__GIVEN TASK__: Count the lines below that contain the word "saepe" and give only the number.

__GIVEN DATA__:

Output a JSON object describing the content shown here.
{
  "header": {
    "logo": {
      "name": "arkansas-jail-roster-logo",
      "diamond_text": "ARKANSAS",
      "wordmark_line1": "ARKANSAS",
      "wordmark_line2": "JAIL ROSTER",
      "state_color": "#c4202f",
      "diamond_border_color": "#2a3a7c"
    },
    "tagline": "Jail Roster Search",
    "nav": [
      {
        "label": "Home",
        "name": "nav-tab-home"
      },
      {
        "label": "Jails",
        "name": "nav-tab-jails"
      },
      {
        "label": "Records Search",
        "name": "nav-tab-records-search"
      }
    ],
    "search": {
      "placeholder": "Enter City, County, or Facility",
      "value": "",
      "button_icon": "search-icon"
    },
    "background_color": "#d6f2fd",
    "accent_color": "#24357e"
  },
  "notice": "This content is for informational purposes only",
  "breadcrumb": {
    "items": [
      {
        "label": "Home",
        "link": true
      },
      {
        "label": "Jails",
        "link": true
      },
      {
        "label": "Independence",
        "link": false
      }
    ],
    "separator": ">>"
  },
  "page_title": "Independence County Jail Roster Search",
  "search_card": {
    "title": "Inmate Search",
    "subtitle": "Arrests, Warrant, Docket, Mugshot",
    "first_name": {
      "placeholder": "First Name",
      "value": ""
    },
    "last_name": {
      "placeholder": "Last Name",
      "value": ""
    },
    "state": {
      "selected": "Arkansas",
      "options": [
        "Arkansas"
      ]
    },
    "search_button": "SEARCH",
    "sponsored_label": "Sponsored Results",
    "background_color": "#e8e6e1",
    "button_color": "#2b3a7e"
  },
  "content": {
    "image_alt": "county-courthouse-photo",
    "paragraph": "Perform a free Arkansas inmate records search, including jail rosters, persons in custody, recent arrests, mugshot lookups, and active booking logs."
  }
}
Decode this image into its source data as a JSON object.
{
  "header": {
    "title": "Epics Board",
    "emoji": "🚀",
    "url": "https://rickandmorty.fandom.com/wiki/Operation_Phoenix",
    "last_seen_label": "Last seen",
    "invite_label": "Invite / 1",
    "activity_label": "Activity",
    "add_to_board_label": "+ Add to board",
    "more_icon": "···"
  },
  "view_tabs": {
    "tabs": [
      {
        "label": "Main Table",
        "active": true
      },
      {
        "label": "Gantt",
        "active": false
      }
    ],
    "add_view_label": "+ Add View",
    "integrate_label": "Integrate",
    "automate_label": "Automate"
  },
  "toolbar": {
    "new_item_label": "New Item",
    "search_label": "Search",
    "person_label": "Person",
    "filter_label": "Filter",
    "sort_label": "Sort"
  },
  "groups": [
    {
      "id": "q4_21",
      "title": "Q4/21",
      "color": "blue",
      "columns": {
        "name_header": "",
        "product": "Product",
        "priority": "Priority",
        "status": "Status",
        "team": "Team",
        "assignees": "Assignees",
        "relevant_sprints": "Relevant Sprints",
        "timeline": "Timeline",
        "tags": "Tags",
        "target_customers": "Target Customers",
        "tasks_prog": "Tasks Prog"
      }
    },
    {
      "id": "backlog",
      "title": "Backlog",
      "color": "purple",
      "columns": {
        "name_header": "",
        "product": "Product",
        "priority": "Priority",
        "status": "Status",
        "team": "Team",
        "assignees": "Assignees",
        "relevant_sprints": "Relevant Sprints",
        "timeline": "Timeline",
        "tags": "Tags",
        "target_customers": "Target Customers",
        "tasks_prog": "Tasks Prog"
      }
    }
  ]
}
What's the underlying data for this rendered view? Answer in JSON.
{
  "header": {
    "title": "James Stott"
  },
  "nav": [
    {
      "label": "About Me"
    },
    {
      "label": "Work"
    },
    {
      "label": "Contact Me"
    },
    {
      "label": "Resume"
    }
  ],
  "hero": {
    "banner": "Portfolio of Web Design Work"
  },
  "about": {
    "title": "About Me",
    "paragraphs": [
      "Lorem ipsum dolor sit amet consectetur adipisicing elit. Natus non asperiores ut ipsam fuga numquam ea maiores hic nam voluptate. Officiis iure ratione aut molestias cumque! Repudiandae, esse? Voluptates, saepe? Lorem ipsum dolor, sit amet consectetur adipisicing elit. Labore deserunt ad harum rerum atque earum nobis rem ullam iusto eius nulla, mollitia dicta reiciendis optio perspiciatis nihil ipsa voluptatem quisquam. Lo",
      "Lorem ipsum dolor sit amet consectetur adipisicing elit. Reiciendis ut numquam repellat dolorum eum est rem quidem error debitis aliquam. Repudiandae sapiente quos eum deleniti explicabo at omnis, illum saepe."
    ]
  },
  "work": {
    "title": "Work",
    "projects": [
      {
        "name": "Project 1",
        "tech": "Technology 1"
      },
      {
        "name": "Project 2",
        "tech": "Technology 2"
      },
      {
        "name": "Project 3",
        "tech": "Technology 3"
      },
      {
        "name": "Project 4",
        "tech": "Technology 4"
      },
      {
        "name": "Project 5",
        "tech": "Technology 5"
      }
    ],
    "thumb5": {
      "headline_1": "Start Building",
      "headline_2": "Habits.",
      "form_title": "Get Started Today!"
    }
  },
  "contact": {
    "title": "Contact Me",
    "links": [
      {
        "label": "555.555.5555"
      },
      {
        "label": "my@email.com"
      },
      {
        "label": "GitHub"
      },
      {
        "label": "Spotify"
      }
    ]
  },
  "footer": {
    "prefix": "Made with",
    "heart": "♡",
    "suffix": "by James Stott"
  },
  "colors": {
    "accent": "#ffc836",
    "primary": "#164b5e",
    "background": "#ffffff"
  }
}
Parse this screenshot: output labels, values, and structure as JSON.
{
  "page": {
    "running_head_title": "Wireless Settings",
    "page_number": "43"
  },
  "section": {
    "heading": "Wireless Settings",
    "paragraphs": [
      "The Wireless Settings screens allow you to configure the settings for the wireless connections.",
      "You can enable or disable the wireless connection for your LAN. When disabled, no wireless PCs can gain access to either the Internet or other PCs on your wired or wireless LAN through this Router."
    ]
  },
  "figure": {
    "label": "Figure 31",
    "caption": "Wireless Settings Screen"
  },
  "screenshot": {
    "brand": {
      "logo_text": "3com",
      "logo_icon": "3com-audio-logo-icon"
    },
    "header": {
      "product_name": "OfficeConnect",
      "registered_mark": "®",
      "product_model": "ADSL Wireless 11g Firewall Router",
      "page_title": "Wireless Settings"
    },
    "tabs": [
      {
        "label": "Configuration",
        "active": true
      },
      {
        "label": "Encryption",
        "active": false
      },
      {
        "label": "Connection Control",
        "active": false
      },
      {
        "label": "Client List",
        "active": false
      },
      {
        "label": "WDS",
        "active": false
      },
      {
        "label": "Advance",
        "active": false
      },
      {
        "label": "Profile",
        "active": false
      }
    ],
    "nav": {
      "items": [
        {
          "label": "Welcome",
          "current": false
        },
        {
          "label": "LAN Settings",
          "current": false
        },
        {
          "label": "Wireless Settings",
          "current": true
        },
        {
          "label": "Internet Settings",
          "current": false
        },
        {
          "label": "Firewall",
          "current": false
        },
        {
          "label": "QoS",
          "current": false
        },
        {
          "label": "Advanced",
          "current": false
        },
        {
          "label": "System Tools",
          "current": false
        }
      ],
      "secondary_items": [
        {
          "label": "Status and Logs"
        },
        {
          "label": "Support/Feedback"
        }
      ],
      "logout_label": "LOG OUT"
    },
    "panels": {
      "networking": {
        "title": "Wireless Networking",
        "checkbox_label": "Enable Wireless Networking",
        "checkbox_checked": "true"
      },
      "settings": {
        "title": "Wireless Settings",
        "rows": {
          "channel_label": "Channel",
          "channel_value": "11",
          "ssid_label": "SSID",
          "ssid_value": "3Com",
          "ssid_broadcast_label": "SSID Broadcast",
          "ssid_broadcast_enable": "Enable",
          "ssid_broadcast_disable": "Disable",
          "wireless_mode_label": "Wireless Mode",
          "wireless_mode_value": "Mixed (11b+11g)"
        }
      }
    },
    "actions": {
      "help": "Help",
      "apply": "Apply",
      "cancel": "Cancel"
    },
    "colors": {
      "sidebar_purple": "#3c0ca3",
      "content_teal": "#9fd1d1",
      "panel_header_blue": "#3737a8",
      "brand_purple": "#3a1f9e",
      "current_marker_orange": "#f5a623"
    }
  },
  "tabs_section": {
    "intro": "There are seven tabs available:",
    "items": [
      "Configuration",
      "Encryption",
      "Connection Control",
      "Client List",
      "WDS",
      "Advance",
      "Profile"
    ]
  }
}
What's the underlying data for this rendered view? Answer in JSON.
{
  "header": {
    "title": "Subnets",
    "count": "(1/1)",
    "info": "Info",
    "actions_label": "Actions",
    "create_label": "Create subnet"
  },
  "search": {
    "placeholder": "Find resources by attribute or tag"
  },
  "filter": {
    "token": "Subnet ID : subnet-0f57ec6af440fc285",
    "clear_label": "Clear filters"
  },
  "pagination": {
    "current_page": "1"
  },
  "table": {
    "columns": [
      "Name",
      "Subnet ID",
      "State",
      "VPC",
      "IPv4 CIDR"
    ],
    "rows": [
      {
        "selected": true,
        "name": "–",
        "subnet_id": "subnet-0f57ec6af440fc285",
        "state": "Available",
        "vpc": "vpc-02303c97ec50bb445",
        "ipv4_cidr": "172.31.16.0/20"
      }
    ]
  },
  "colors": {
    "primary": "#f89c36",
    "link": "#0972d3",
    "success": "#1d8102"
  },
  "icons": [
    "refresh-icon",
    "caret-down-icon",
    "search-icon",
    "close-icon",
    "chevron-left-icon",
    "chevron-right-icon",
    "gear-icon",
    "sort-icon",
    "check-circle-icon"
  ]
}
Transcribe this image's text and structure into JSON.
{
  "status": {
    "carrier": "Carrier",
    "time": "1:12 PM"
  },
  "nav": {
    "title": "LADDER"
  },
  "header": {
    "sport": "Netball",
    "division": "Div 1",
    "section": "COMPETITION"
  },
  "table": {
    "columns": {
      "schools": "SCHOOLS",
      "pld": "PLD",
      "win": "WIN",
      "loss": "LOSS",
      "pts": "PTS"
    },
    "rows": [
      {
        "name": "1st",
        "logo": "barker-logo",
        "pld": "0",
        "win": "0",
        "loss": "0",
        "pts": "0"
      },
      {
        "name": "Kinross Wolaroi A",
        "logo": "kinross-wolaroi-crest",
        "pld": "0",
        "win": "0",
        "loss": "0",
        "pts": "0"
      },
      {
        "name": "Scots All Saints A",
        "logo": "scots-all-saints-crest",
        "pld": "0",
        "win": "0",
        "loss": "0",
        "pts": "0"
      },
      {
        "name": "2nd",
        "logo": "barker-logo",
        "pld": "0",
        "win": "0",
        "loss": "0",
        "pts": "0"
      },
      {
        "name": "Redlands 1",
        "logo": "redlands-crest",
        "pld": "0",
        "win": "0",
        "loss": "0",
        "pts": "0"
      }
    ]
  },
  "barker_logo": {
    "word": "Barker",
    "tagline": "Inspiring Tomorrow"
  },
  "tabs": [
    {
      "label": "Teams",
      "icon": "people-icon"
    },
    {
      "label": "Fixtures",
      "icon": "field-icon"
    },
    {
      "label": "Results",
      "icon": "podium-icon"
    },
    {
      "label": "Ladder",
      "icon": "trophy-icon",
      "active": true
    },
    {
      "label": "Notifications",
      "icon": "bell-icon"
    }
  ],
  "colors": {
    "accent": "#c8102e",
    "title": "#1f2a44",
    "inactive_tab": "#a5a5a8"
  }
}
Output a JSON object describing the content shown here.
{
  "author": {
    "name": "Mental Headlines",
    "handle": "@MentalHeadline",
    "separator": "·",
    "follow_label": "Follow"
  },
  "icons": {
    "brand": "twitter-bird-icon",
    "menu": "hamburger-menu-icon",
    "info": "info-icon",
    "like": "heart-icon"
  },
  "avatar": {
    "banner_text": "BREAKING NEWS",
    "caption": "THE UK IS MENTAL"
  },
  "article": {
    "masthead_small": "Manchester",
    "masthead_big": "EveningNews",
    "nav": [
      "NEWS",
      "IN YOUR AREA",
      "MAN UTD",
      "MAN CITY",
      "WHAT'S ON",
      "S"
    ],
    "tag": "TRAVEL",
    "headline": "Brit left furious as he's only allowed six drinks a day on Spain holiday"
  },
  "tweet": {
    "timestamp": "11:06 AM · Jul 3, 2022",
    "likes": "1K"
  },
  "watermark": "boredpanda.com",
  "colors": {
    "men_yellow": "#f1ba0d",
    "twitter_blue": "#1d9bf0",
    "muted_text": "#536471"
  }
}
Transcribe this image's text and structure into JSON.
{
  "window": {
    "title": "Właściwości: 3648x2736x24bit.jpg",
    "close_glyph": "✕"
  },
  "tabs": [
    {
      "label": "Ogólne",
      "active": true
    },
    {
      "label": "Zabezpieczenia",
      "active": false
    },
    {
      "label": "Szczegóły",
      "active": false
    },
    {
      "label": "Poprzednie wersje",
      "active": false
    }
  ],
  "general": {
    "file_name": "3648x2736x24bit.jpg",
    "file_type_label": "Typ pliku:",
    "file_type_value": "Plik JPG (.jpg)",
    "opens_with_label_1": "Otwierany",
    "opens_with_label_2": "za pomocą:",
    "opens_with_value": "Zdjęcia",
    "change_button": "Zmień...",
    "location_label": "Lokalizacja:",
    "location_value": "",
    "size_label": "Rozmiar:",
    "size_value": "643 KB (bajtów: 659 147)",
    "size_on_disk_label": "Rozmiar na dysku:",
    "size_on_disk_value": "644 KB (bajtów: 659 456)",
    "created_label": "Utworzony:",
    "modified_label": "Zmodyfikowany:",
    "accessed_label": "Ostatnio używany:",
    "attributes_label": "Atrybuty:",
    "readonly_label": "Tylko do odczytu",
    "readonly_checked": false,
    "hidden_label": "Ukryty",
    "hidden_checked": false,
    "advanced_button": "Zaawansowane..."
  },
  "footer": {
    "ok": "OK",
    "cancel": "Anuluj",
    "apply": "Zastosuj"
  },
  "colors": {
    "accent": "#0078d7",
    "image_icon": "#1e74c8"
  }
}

__THE COMPLETED TASK__: 2